Each record below should be repeated precisely as written.

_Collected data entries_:
^^^^^^^^
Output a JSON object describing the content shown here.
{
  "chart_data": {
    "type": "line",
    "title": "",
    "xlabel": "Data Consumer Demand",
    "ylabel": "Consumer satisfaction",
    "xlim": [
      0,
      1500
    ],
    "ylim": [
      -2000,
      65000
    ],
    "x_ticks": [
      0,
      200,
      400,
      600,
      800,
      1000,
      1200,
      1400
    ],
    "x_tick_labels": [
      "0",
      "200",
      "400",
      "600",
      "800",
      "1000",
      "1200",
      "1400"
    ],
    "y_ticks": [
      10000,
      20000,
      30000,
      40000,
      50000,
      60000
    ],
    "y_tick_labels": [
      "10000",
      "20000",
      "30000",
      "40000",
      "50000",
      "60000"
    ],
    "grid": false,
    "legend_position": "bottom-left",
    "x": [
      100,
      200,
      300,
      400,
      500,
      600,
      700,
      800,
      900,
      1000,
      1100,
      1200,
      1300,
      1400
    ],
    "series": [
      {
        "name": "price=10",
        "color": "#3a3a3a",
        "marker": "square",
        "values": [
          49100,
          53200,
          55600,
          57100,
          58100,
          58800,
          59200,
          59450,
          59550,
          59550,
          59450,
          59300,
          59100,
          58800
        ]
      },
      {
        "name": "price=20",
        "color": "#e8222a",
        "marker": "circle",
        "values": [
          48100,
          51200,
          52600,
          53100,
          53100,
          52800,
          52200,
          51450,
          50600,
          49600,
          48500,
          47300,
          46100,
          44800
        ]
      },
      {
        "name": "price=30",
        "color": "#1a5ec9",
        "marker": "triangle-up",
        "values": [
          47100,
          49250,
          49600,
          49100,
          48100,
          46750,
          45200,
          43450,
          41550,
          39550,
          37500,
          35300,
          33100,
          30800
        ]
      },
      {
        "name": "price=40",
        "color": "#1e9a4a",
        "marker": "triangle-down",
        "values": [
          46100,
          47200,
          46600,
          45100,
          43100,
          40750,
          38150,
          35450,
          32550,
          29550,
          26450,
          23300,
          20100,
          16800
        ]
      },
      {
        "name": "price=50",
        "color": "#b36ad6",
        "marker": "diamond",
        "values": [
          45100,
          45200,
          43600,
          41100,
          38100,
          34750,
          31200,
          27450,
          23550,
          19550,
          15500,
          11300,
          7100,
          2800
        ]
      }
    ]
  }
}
^^^^^^^^
_Exercise solution_:
Output a JSON object describing the content shown here.
{
  "chart_data": {
    "type": "line",
    "title": "",
    "xlabel": "Data Consumer Demand",
    "ylabel": "Consumer satisfaction",
    "xlim": [
      0,
      1500
    ],
    "ylim": [
      -2000,
      65000
    ],
    "x_ticks": [
      0,
      200,
      400,
      600,
      800,
      1000,
      1200,
      1400
    ],
    "x_tick_labels": [
      "0",
      "200",
      "400",
      "600",
      "800",
      "1000",
      "1200",
      "1400"
    ],
    "y_ticks": [
      10000,
      20000,
      30000,
      40000,
      50000,
      60000
    ],
    "y_tick_labels": [
      "10000",
      "20000",
      "30000",
      "40000",
      "50000",
      "60000"
    ],
    "grid": false,
    "legend_position": "bottom-left",
    "x": [
      100,
      200,
      300,
      400,
      500,
      600,
      700,
      800,
      900,
      1000,
      1100,
      1200,
      1300,
      1400
    ],
    "series": [
      {
        "name": "price=10",
        "color": "#3a3a3a",
        "marker": "square",
        "values": [
          49100,
          53200,
          55600,
          57100,
          58100,
          58800,
          59200,
          59450,
          59550,
          59550,
          59450,
          59300,
          59100,
          58800
        ]
      },
      {
        "name": "price=20",
        "color": "#e8222a",
        "marker": "circle",
        "values": [
          48100,
          51200,
          52600,
          53100,
          53100,
          52800,
          52200,
          51450,
          50600,
          49600,
          48500,
          47300,
          46100,
          44800
        ]
      },
      {
        "name": "price=30",
        "color": "#1a5ec9",
        "marker": "triangle-up",
        "values": [
          47100,
          49250,
          49600,
          49100,
          48100,
          46750,
          45200,
          43450,
          41550,
          39550,
          37500,
          35300,
          33100,
          30800
        ]
      },
      {
        "name": "price=40",
        "color": "#1e9a4a",
        "marker": "triangle-down",
        "values": [
          46100,
          47200,
          46600,
          45100,
          43100,
          40750,
          38150,
          35450,
          32550,
          29550,
          26450,
          23300,
          20100,
          16800
        ]
      },
      {
        "name": "price=50",
        "color": "#b36ad6",
        "marker": "diamond",
        "values": [
          45100,
          45200,
          43600,
          41100,
          38100,
          34750,
          31200,
          27450,
          23550,
          19550,
          15500,
          11300,
          7100,
          2800
        ]
      }
    ]
  }
}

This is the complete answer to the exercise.